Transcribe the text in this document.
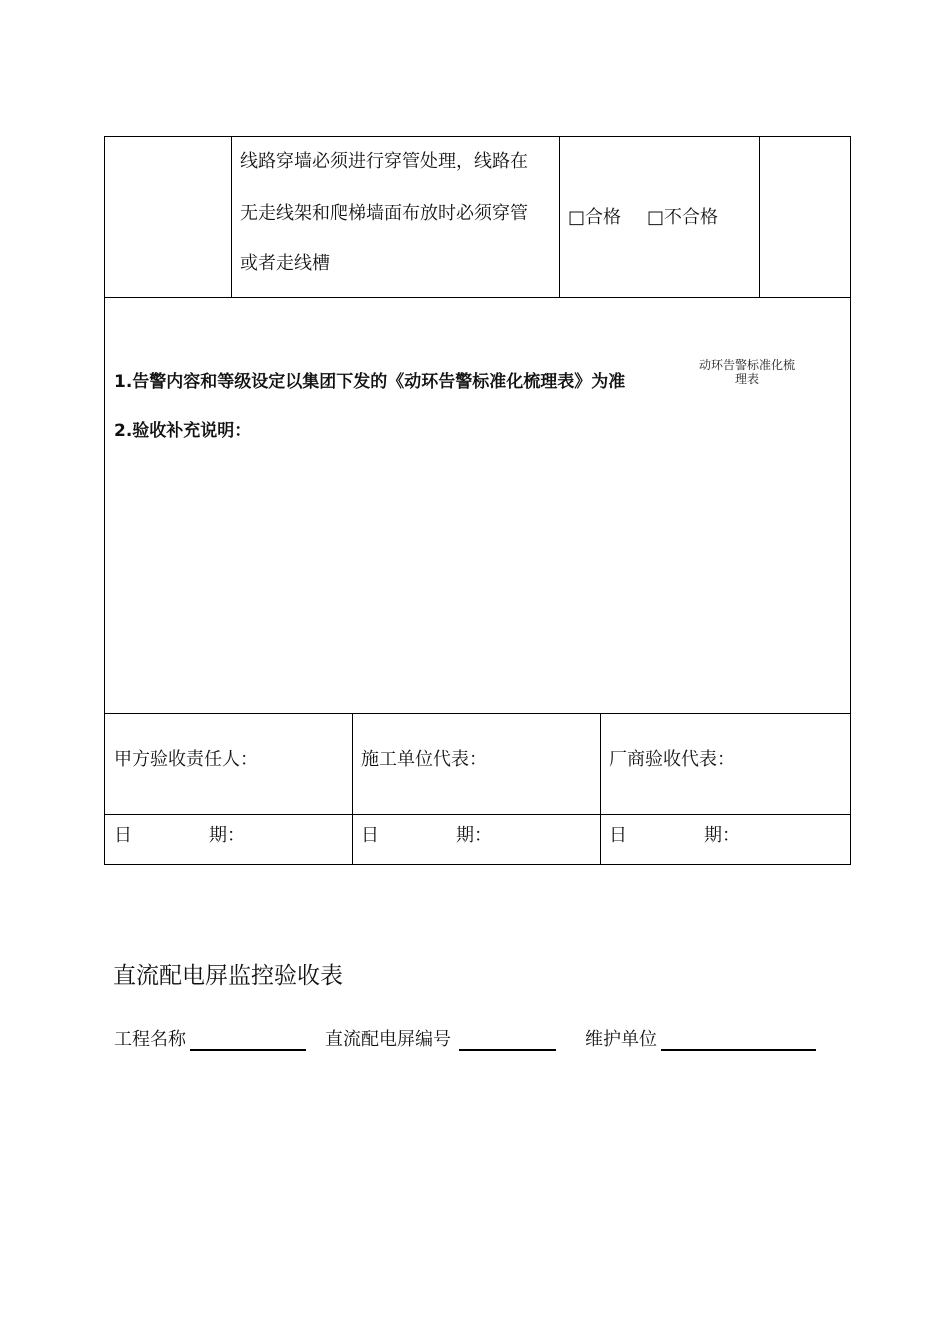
线路穿墙必须进行穿管处理，线路在
无走线架和爬梯墙面布放时必须穿管
或者走线槽
□合格 □不合格
1.告警内容和等级设定以集团下发的《动环告警标准化梳理表》为准
动环告警标准化梳
理表
2.验收补充说明：
甲方验收责任人：	施工单位代表：	厂商验收代表：
日	期：	日	期：	日	期：
直流配电屏监控验收表
工程名称	直流配电屏编号	维护单位
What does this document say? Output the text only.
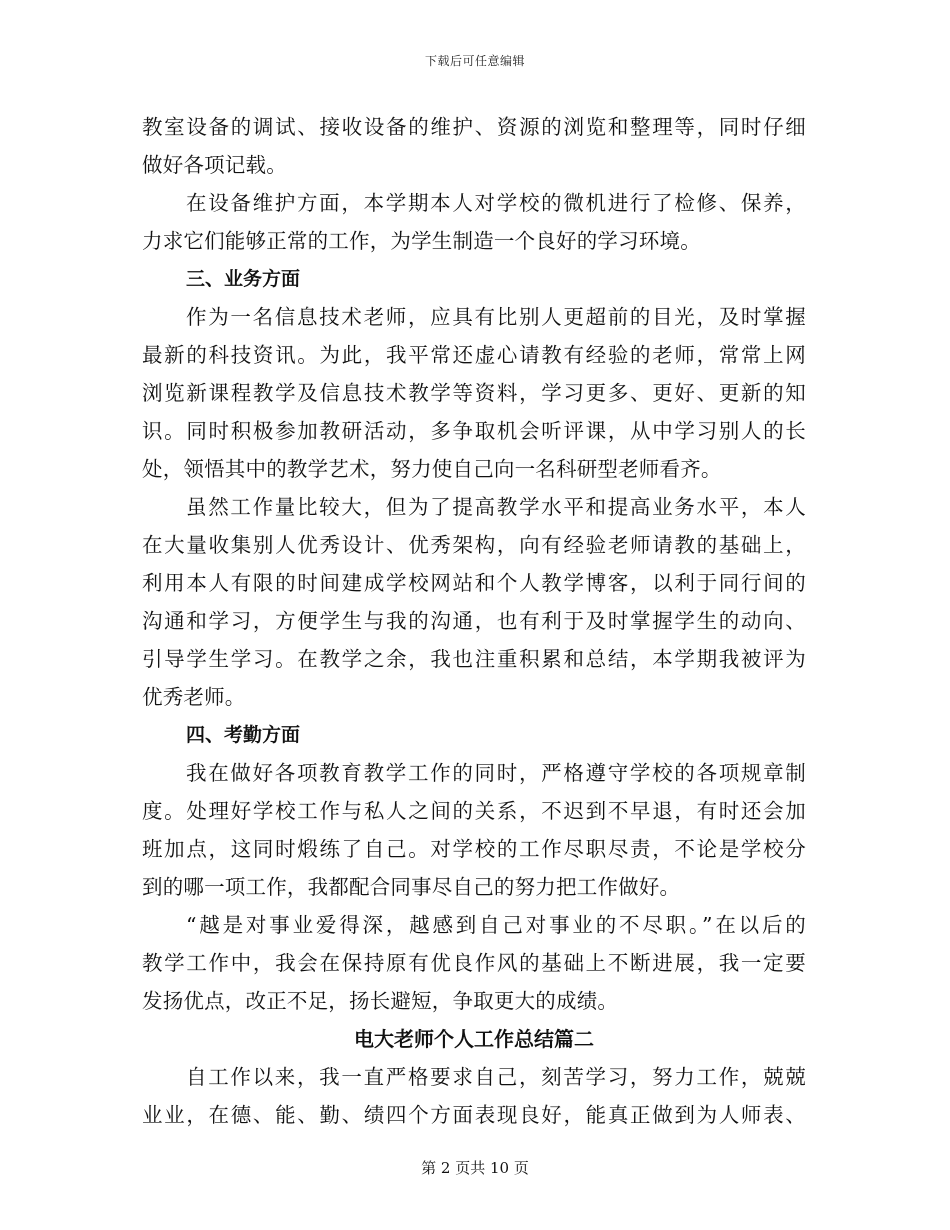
下载后可任意编辑
教室设备的调试、接收设备的维护、资源的浏览和整理等，同时仔细
做好各项记载。
在设备维护方面，本学期本人对学校的微机进行了检修、保养，
力求它们能够正常的工作，为学生制造一个良好的学习环境。
三、业务方面
作为一名信息技术老师，应具有比别人更超前的目光，及时掌握
最新的科技资讯。为此，我平常还虚心请教有经验的老师，常常上网
浏览新课程教学及信息技术教学等资料，学习更多、更好、更新的知
识。同时积极参加教研活动，多争取机会听评课，从中学习别人的长
处，领悟其中的教学艺术，努力使自己向一名科研型老师看齐。
虽然工作量比较大，但为了提高教学水平和提高业务水平，本人
在大量收集别人优秀设计、优秀架构，向有经验老师请教的基础上，
利用本人有限的时间建成学校网站和个人教学博客，以利于同行间的
沟通和学习，方便学生与我的沟通，也有利于及时掌握学生的动向、
引导学生学习。在教学之余，我也注重积累和总结，本学期我被评为
优秀老师。
四、考勤方面
我在做好各项教育教学工作的同时，严格遵守学校的各项规章制
度。处理好学校工作与私人之间的关系，不迟到不早退，有时还会加
班加点，这同时煅练了自己。对学校的工作尽职尽责，不论是学校分
到的哪一项工作，我都配合同事尽自己的努力把工作做好。
“越是对事业爱得深，越感到自己对事业的不尽职。”在以后的
教学工作中，我会在保持原有优良作风的基础上不断进展，我一定要
发扬优点，改正不足，扬长避短，争取更大的成绩。
电大老师个人工作总结篇二
自工作以来，我一直严格要求自己，刻苦学习，努力工作，兢兢
业业，在德、能、勤、绩四个方面表现良好，能真正做到为人师表、
第 2 页共 10 页
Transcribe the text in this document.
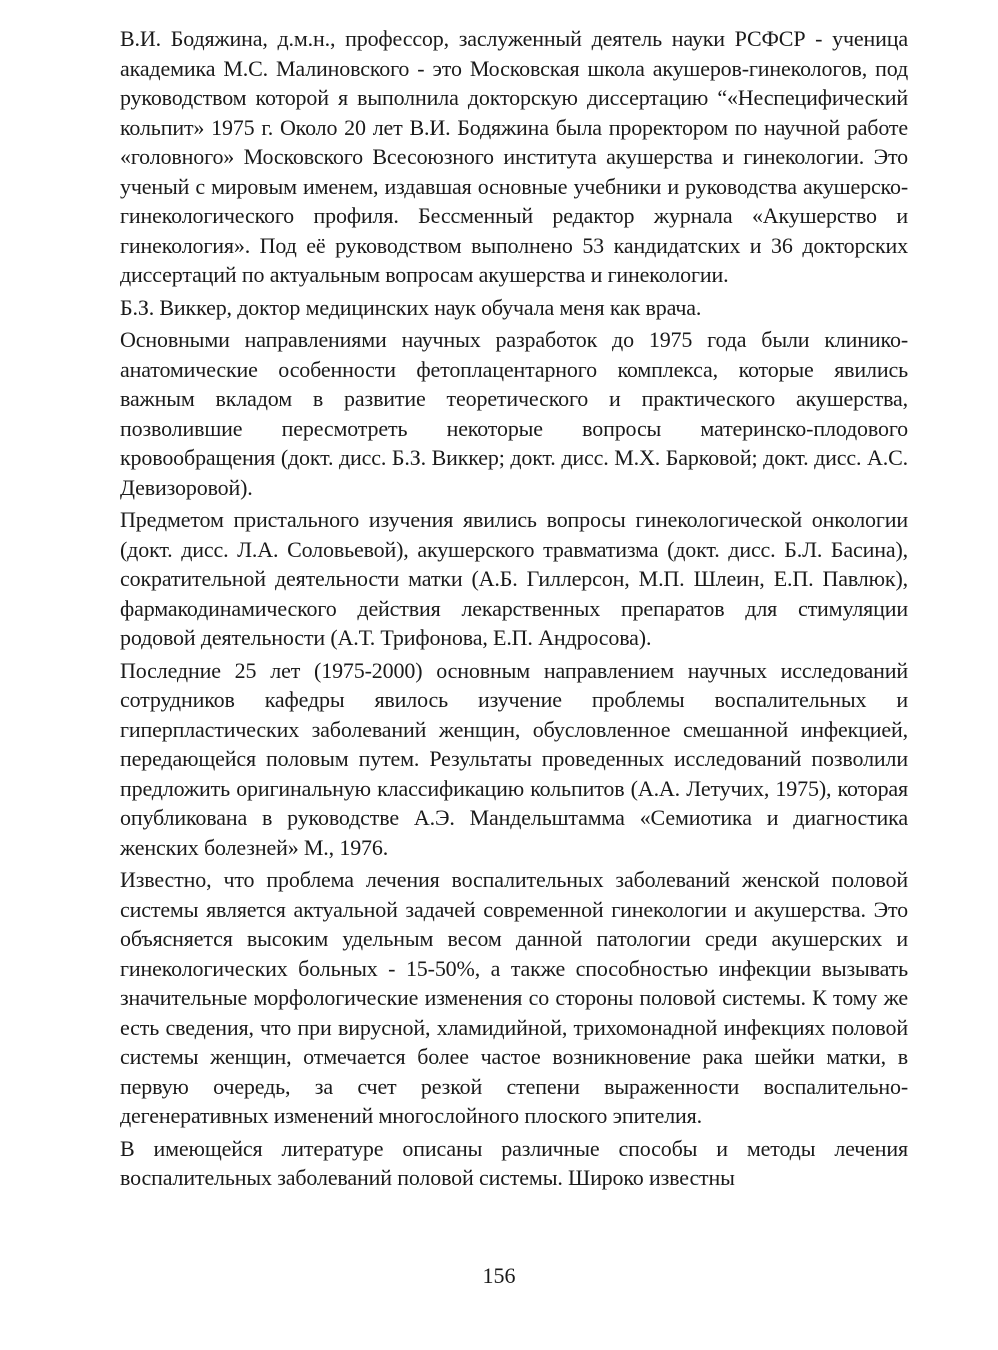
В.И. Бодяжина, д.м.н., профессор, заслуженный деятель науки РСФСР - ученица академика М.С. Малиновского - это Московская школа акушеров-гинекологов, под руководством которой я выполнила докторскую диссертацию “«Неспецифический кольпит» 1975 г. Около 20 лет В.И. Бодяжина была проректором по научной работе «головного» Московского Всесоюзного института акушерства и гинекологии. Это ученый с мировым именем, издавшая основные учебники и руководства акушерско-гинекологического профиля. Бессменный редактор журнала «Акушерство и гинекология». Под её руководством выполнено 53 кандидатских и 36 докторских диссертаций по актуальным вопросам акушерства и гинекологии.

Б.З. Виккер, доктор медицинских наук обучала меня как врача.

Основными направлениями научных разработок до 1975 года были клинико-анатомические особенности фетоплацентарного комплекса, которые явились важным вкладом в развитие теоретического и практического акушерства, позволившие пересмотреть некоторые вопросы материнско-плодового кровообращения (докт. дисс. Б.З. Виккер; докт. дисс. М.Х. Барковой; докт. дисс. А.С. Девизоровой).

Предметом пристального изучения явились вопросы гинекологической онкологии (докт. дисс. Л.А. Соловьевой), акушерского травматизма (докт. дисс. Б.Л. Басина), сократительной деятельности матки (А.Б. Гиллерсон, М.П. Шлеин, Е.П. Павлюк), фармакодинамического действия лекарственных препаратов для стимуляции родовой деятельности (А.Т. Трифонова, Е.П. Андросова).

Последние 25 лет (1975-2000) основным направлением научных исследований сотрудников кафедры явилось изучение проблемы воспалительных и гиперпластических заболеваний женщин, обусловленное смешанной инфекцией, передающейся половым путем. Результаты проведенных исследований позволили предложить оригинальную классификацию кольпитов (А.А. Летучих, 1975), которая опубликована в руководстве А.Э. Мандельштамма «Семиотика и диагностика женских болезней» М., 1976.

Известно, что проблема лечения воспалительных заболеваний женской половой системы является актуальной задачей современной гинекологии и акушерства. Это объясняется высоким удельным весом данной патологии среди акушерских и гинекологических больных - 15-50%, а также способностью инфекции вызывать значительные морфологические изменения со стороны половой системы. К тому же есть сведения, что при вирусной, хламидийной, трихомонадной инфекциях половой системы женщин, отмечается более частое возникновение рака шейки матки, в первую очередь, за счет резкой степени выраженности воспалительно-дегенеративных изменений многослойного плоского эпителия.

В имеющейся литературе описаны различные способы и методы лечения воспалительных заболеваний половой системы. Широко известны

156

##########

TASK DETAILS - Count the lines of these entries that hold the string "половой", and give only that number.

SOLUTION TO THE EXERCISE - 2